What follows is a listing to be transcribed exactly.

* BEGIN EXTRACTED DATA *

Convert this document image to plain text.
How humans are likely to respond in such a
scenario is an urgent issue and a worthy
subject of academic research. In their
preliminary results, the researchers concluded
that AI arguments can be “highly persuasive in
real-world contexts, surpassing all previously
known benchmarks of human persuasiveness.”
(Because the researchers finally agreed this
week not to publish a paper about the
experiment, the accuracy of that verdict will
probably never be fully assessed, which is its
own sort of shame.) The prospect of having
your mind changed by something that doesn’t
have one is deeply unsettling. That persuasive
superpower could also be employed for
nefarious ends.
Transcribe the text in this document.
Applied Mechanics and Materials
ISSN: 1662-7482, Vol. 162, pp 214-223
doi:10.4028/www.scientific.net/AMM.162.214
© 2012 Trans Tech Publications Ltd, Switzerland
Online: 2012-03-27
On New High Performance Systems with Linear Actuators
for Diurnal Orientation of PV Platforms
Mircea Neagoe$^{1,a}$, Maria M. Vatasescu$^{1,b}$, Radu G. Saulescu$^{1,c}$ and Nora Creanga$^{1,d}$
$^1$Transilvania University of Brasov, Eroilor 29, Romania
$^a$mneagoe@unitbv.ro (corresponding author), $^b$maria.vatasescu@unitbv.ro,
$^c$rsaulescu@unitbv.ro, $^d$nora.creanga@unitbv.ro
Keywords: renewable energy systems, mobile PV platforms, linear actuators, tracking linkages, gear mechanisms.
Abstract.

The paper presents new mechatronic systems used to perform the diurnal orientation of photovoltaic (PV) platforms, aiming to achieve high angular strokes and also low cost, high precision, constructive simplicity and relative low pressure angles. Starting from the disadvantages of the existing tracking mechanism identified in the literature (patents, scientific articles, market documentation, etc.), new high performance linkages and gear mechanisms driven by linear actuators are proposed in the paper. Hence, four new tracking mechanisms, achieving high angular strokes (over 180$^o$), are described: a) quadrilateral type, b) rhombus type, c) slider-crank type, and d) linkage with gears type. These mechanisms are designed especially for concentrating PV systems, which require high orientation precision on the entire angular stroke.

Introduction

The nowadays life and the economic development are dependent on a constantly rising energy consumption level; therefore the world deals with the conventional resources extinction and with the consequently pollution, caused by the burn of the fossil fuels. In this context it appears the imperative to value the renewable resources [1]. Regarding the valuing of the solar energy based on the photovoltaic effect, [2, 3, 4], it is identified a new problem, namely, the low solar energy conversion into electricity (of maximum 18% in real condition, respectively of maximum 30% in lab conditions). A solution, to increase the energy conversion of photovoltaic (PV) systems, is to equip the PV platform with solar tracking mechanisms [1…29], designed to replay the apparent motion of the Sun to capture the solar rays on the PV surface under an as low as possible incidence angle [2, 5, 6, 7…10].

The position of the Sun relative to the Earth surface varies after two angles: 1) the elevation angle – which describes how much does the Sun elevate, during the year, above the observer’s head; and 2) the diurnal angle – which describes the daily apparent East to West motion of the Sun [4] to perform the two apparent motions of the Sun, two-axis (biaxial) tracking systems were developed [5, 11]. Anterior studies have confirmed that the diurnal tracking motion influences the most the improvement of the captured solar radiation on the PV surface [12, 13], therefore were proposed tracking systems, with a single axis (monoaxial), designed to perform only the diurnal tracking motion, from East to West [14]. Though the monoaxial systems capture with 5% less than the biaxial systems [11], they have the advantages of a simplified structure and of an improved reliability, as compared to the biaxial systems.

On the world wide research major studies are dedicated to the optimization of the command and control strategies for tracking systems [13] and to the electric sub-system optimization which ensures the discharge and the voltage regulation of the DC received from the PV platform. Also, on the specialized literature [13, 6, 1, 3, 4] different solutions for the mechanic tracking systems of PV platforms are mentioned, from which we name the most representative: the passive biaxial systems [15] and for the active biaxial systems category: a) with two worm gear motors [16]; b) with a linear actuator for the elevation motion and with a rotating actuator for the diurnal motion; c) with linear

* END EXTRACTED DATA *

- [TASK OUTPUT]:
Convert this document image to plain text.
How humans are likely to respond in such a
scenario is an urgent issue and a worthy
subject of academic research. In their
preliminary results, the researchers concluded
that AI arguments can be “highly persuasive in
real-world contexts, surpassing all previously
known benchmarks of human persuasiveness.”
(Because the researchers finally agreed this
week not to publish a paper about the
experiment, the accuracy of that verdict will
probably never be fully assessed, which is its
own sort of shame.) The prospect of having
your mind changed by something that doesn’t
have one is deeply unsettling. That persuasive
superpower could also be employed for
nefarious ends.
Transcribe the text in this document.
Applied Mechanics and Materials
ISSN: 1662-7482, Vol. 162, pp 214-223
doi:10.4028/www.scientific.net/AMM.162.214
© 2012 Trans Tech Publications Ltd, Switzerland
Online: 2012-03-27
On New High Performance Systems with Linear Actuators
for Diurnal Orientation of PV Platforms
Mircea Neagoe$^{1,a}$, Maria M. Vatasescu$^{1,b}$, Radu G. Saulescu$^{1,c}$ and Nora Creanga$^{1,d}$
$^1$Transilvania University of Brasov, Eroilor 29, Romania
$^a$mneagoe@unitbv.ro (corresponding author), $^b$maria.vatasescu@unitbv.ro,
$^c$rsaulescu@unitbv.ro, $^d$nora.creanga@unitbv.ro
Keywords: renewable energy systems, mobile PV platforms, linear actuators, tracking linkages, gear mechanisms.
Abstract.

The paper presents new mechatronic systems used to perform the diurnal orientation of photovoltaic (PV) platforms, aiming to achieve high angular strokes and also low cost, high precision, constructive simplicity and relative low pressure angles. Starting from the disadvantages of the existing tracking mechanism identified in the literature (patents, scientific articles, market documentation, etc.), new high performance linkages and gear mechanisms driven by linear actuators are proposed in the paper. Hence, four new tracking mechanisms, achieving high angular strokes (over 180$^o$), are described: a) quadrilateral type, b) rhombus type, c) slider-crank type, and d) linkage with gears type. These mechanisms are designed especially for concentrating PV systems, which require high orientation precision on the entire angular stroke.

Introduction

The nowadays life and the economic development are dependent on a constantly rising energy consumption level; therefore the world deals with the conventional resources extinction and with the consequently pollution, caused by the burn of the fossil fuels. In this context it appears the imperative to value the renewable resources [1]. Regarding the valuing of the solar energy based on the photovoltaic effect, [2, 3, 4], it is identified a new problem, namely, the low solar energy conversion into electricity (of maximum 18% in real condition, respectively of maximum 30% in lab conditions). A solution, to increase the energy conversion of photovoltaic (PV) systems, is to equip the PV platform with solar tracking mechanisms [1…29], designed to replay the apparent motion of the Sun to capture the solar rays on the PV surface under an as low as possible incidence angle [2, 5, 6, 7…10].

The position of the Sun relative to the Earth surface varies after two angles: 1) the elevation angle – which describes how much does the Sun elevate, during the year, above the observer’s head; and 2) the diurnal angle – which describes the daily apparent East to West motion of the Sun [4] to perform the two apparent motions of the Sun, two-axis (biaxial) tracking systems were developed [5, 11]. Anterior studies have confirmed that the diurnal tracking motion influences the most the improvement of the captured solar radiation on the PV surface [12, 13], therefore were proposed tracking systems, with a single axis (monoaxial), designed to perform only the diurnal tracking motion, from East to West [14]. Though the monoaxial systems capture with 5% less than the biaxial systems [11], they have the advantages of a simplified structure and of an improved reliability, as compared to the biaxial systems.

On the world wide research major studies are dedicated to the optimization of the command and control strategies for tracking systems [13] and to the electric sub-system optimization which ensures the discharge and the voltage regulation of the DC received from the PV platform. Also, on the specialized literature [13, 6, 1, 3, 4] different solutions for the mechanic tracking systems of PV platforms are mentioned, from which we name the most representative: the passive biaxial systems [15] and for the active biaxial systems category: a) with two worm gear motors [16]; b) with a linear actuator for the elevation motion and with a rotating actuator for the diurnal motion; c) with linear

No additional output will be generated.